** PROBLEM STATEMENT **
Each line below is to be written out in full, exactly as shown.

**** INFORMATION SHOWN

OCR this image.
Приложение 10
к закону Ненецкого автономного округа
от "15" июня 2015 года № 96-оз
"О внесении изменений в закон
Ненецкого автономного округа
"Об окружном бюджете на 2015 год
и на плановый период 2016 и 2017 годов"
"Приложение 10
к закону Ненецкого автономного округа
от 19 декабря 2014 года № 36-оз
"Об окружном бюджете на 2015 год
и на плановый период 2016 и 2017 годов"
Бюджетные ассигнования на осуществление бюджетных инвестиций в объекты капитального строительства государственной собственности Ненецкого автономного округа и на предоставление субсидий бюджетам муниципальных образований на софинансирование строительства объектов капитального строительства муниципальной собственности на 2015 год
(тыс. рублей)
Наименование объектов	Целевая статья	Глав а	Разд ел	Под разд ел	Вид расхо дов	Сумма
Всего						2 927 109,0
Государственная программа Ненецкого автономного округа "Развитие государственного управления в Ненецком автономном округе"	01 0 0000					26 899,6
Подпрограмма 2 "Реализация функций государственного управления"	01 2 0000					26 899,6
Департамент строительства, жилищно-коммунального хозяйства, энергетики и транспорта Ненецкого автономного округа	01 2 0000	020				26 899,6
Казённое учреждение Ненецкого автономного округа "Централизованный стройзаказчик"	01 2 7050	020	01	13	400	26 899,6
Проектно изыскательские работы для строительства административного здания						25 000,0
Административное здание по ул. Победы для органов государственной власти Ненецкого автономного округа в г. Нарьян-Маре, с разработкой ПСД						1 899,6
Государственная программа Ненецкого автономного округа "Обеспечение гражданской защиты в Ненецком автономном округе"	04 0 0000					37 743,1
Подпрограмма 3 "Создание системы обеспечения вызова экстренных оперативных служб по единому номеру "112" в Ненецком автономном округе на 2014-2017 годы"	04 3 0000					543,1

********

** WRITTEN SOLUTION **
OCR this image.
Приложение 10
к закону Ненецкого автономного округа
от "15" июня 2015 года № 96-оз
"О внесении изменений в закон
Ненецкого автономного округа
"Об окружном бюджете на 2015 год
и на плановый период 2016 и 2017 годов"
"Приложение 10
к закону Ненецкого автономного округа
от 19 декабря 2014 года № 36-оз
"Об окружном бюджете на 2015 год
и на плановый период 2016 и 2017 годов"
Бюджетные ассигнования на осуществление бюджетных инвестиций в объекты капитального строительства государственной собственности Ненецкого автономного округа и на предоставление субсидий бюджетам муниципальных образований на софинансирование строительства объектов капитального строительства муниципальной собственности на 2015 год
(тыс. рублей)
Наименование объектов	Целевая статья	Глав а	Разд ел	Под разд ел	Вид расхо дов	Сумма
Всего						2 927 109,0
Государственная программа Ненецкого автономного округа "Развитие государственного управления в Ненецком автономном округе"	01 0 0000					26 899,6
Подпрограмма 2 "Реализация функций государственного управления"	01 2 0000					26 899,6
Департамент строительства, жилищно-коммунального хозяйства, энергетики и транспорта Ненецкого автономного округа	01 2 0000	020				26 899,6
Казённое учреждение Ненецкого автономного округа "Централизованный стройзаказчик"	01 2 7050	020	01	13	400	26 899,6
Проектно изыскательские работы для строительства административного здания						25 000,0
Административное здание по ул. Победы для органов государственной власти Ненецкого автономного округа в г. Нарьян-Маре, с разработкой ПСД						1 899,6
Государственная программа Ненецкого автономного округа "Обеспечение гражданской защиты в Ненецком автономном округе"	04 0 0000					37 743,1
Подпрограмма 3 "Создание системы обеспечения вызова экстренных оперативных служб по единому номеру "112" в Ненецком автономном округе на 2014-2017 годы"	04 3 0000					543,1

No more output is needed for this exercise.